Repeat the whole listing exactly as written.

_____

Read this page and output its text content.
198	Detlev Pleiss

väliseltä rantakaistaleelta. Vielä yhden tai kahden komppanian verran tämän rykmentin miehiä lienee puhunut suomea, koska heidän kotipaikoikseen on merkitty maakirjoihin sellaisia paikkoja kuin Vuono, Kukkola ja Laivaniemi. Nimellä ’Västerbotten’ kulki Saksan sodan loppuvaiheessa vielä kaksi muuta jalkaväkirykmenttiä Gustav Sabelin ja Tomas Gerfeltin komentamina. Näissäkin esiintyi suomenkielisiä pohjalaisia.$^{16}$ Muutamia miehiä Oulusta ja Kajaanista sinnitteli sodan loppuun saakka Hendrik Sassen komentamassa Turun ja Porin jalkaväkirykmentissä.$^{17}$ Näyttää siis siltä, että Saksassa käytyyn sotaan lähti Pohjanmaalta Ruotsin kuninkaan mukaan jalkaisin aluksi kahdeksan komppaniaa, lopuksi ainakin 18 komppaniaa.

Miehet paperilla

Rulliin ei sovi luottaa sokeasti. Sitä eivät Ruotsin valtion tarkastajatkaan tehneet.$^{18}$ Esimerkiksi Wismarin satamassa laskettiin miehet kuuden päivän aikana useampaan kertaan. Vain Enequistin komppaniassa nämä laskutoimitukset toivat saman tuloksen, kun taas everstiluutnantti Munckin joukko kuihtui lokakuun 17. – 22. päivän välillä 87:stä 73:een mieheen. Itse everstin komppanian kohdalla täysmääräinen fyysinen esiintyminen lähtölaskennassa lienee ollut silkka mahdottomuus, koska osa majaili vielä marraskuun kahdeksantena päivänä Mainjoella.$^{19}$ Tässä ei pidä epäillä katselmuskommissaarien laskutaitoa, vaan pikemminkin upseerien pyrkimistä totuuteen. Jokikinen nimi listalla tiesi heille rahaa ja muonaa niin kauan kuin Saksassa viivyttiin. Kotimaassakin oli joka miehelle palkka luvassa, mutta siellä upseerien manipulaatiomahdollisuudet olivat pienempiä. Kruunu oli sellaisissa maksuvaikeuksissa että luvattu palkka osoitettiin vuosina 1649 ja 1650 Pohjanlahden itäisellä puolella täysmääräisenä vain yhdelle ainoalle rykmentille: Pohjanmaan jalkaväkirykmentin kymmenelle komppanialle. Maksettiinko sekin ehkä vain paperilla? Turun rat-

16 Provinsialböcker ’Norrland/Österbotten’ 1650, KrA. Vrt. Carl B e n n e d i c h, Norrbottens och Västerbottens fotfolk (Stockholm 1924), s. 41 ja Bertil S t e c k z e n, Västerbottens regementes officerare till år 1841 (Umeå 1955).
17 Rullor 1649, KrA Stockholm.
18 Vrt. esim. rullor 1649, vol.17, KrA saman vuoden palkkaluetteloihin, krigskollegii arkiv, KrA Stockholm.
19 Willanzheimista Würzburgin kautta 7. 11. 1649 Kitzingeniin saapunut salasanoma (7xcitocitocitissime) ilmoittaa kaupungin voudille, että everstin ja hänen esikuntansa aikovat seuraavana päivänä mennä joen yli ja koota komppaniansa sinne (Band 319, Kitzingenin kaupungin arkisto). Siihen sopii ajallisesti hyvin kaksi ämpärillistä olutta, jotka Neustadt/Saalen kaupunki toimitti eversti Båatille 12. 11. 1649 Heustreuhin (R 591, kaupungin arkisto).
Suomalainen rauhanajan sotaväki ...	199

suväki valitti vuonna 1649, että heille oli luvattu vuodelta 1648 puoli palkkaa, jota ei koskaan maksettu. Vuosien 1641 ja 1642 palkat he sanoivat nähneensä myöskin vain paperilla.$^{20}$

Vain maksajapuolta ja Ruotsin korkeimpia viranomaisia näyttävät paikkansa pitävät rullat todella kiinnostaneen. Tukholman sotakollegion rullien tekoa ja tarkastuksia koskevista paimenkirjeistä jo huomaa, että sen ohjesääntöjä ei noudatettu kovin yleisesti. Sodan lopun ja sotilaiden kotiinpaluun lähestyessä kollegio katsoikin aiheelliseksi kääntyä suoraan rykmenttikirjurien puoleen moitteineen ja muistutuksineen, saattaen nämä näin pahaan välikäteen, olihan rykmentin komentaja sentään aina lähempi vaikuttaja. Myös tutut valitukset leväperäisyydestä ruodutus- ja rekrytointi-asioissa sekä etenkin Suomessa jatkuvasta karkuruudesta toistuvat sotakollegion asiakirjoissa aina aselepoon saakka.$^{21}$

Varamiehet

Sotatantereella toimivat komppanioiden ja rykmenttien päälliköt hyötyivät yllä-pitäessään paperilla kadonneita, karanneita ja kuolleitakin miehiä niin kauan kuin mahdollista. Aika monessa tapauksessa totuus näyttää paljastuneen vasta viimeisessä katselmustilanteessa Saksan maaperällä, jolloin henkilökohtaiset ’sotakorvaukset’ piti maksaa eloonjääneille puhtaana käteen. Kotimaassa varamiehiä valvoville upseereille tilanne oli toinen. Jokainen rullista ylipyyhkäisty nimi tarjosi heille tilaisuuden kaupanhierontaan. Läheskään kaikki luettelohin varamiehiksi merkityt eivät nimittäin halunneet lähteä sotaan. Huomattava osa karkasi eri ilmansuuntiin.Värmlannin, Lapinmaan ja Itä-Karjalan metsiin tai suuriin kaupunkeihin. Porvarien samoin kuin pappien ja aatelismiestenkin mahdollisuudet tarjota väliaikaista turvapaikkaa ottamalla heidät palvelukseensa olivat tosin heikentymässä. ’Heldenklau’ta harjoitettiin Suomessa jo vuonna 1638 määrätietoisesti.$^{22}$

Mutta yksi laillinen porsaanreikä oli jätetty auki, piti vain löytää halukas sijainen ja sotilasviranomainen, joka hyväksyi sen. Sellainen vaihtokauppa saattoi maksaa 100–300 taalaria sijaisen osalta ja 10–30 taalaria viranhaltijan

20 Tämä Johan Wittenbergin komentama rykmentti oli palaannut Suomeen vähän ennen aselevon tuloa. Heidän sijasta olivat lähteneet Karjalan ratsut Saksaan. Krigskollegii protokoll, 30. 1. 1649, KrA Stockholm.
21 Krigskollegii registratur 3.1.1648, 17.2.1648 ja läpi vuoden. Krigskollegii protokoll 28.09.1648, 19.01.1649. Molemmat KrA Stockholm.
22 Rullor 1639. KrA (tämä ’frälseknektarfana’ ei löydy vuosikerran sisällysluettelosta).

_____

Answer for this exercise:
Read this page and output its text content.
198	Detlev Pleiss

väliseltä rantakaistaleelta. Vielä yhden tai kahden komppanian verran tämän rykmentin miehiä lienee puhunut suomea, koska heidän kotipaikoikseen on merkitty maakirjoihin sellaisia paikkoja kuin Vuono, Kukkola ja Laivaniemi. Nimellä ’Västerbotten’ kulki Saksan sodan loppuvaiheessa vielä kaksi muuta jalkaväkirykmenttiä Gustav Sabelin ja Tomas Gerfeltin komentamina. Näissäkin esiintyi suomenkielisiä pohjalaisia.$^{16}$ Muutamia miehiä Oulusta ja Kajaanista sinnitteli sodan loppuun saakka Hendrik Sassen komentamassa Turun ja Porin jalkaväkirykmentissä.$^{17}$ Näyttää siis siltä, että Saksassa käytyyn sotaan lähti Pohjanmaalta Ruotsin kuninkaan mukaan jalkaisin aluksi kahdeksan komppaniaa, lopuksi ainakin 18 komppaniaa.

Miehet paperilla

Rulliin ei sovi luottaa sokeasti. Sitä eivät Ruotsin valtion tarkastajatkaan tehneet.$^{18}$ Esimerkiksi Wismarin satamassa laskettiin miehet kuuden päivän aikana useampaan kertaan. Vain Enequistin komppaniassa nämä laskutoimitukset toivat saman tuloksen, kun taas everstiluutnantti Munckin joukko kuihtui lokakuun 17. – 22. päivän välillä 87:stä 73:een mieheen. Itse everstin komppanian kohdalla täysmääräinen fyysinen esiintyminen lähtölaskennassa lienee ollut silkka mahdottomuus, koska osa majaili vielä marraskuun kahdeksantena päivänä Mainjoella.$^{19}$ Tässä ei pidä epäillä katselmuskommissaarien laskutaitoa, vaan pikemminkin upseerien pyrkimistä totuuteen. Jokikinen nimi listalla tiesi heille rahaa ja muonaa niin kauan kuin Saksassa viivyttiin. Kotimaassakin oli joka miehelle palkka luvassa, mutta siellä upseerien manipulaatiomahdollisuudet olivat pienempiä. Kruunu oli sellaisissa maksuvaikeuksissa että luvattu palkka osoitettiin vuosina 1649 ja 1650 Pohjanlahden itäisellä puolella täysmääräisenä vain yhdelle ainoalle rykmentille: Pohjanmaan jalkaväkirykmentin kymmenelle komppanialle. Maksettiinko sekin ehkä vain paperilla? Turun rat-

16 Provinsialböcker ’Norrland/Österbotten’ 1650, KrA. Vrt. Carl B e n n e d i c h, Norrbottens och Västerbottens fotfolk (Stockholm 1924), s. 41 ja Bertil S t e c k z e n, Västerbottens regementes officerare till år 1841 (Umeå 1955).
17 Rullor 1649, KrA Stockholm.
18 Vrt. esim. rullor 1649, vol.17, KrA saman vuoden palkkaluetteloihin, krigskollegii arkiv, KrA Stockholm.
19 Willanzheimista Würzburgin kautta 7. 11. 1649 Kitzingeniin saapunut salasanoma (7xcitocitocitissime) ilmoittaa kaupungin voudille, että everstin ja hänen esikuntansa aikovat seuraavana päivänä mennä joen yli ja koota komppaniansa sinne (Band 319, Kitzingenin kaupungin arkisto). Siihen sopii ajallisesti hyvin kaksi ämpärillistä olutta, jotka Neustadt/Saalen kaupunki toimitti eversti Båatille 12. 11. 1649 Heustreuhin (R 591, kaupungin arkisto).
Suomalainen rauhanajan sotaväki ...	199

suväki valitti vuonna 1649, että heille oli luvattu vuodelta 1648 puoli palkkaa, jota ei koskaan maksettu. Vuosien 1641 ja 1642 palkat he sanoivat nähneensä myöskin vain paperilla.$^{20}$

Vain maksajapuolta ja Ruotsin korkeimpia viranomaisia näyttävät paikkansa pitävät rullat todella kiinnostaneen. Tukholman sotakollegion rullien tekoa ja tarkastuksia koskevista paimenkirjeistä jo huomaa, että sen ohjesääntöjä ei noudatettu kovin yleisesti. Sodan lopun ja sotilaiden kotiinpaluun lähestyessä kollegio katsoikin aiheelliseksi kääntyä suoraan rykmenttikirjurien puoleen moitteineen ja muistutuksineen, saattaen nämä näin pahaan välikäteen, olihan rykmentin komentaja sentään aina lähempi vaikuttaja. Myös tutut valitukset leväperäisyydestä ruodutus- ja rekrytointi-asioissa sekä etenkin Suomessa jatkuvasta karkuruudesta toistuvat sotakollegion asiakirjoissa aina aselepoon saakka.$^{21}$

Varamiehet

Sotatantereella toimivat komppanioiden ja rykmenttien päälliköt hyötyivät yllä-pitäessään paperilla kadonneita, karanneita ja kuolleitakin miehiä niin kauan kuin mahdollista. Aika monessa tapauksessa totuus näyttää paljastuneen vasta viimeisessä katselmustilanteessa Saksan maaperällä, jolloin henkilökohtaiset ’sotakorvaukset’ piti maksaa eloonjääneille puhtaana käteen. Kotimaassa varamiehiä valvoville upseereille tilanne oli toinen. Jokainen rullista ylipyyhkäisty nimi tarjosi heille tilaisuuden kaupanhierontaan. Läheskään kaikki luettelohin varamiehiksi merkityt eivät nimittäin halunneet lähteä sotaan. Huomattava osa karkasi eri ilmansuuntiin.Värmlannin, Lapinmaan ja Itä-Karjalan metsiin tai suuriin kaupunkeihin. Porvarien samoin kuin pappien ja aatelismiestenkin mahdollisuudet tarjota väliaikaista turvapaikkaa ottamalla heidät palvelukseensa olivat tosin heikentymässä. ’Heldenklau’ta harjoitettiin Suomessa jo vuonna 1638 määrätietoisesti.$^{22}$

Mutta yksi laillinen porsaanreikä oli jätetty auki, piti vain löytää halukas sijainen ja sotilasviranomainen, joka hyväksyi sen. Sellainen vaihtokauppa saattoi maksaa 100–300 taalaria sijaisen osalta ja 10–30 taalaria viranhaltijan

20 Tämä Johan Wittenbergin komentama rykmentti oli palaannut Suomeen vähän ennen aselevon tuloa. Heidän sijasta olivat lähteneet Karjalan ratsut Saksaan. Krigskollegii protokoll, 30. 1. 1649, KrA Stockholm.
21 Krigskollegii registratur 3.1.1648, 17.2.1648 ja läpi vuoden. Krigskollegii protokoll 28.09.1648, 19.01.1649. Molemmat KrA Stockholm.
22 Rullor 1639. KrA (tämä ’frälseknektarfana’ ei löydy vuosikerran sisällysluettelosta).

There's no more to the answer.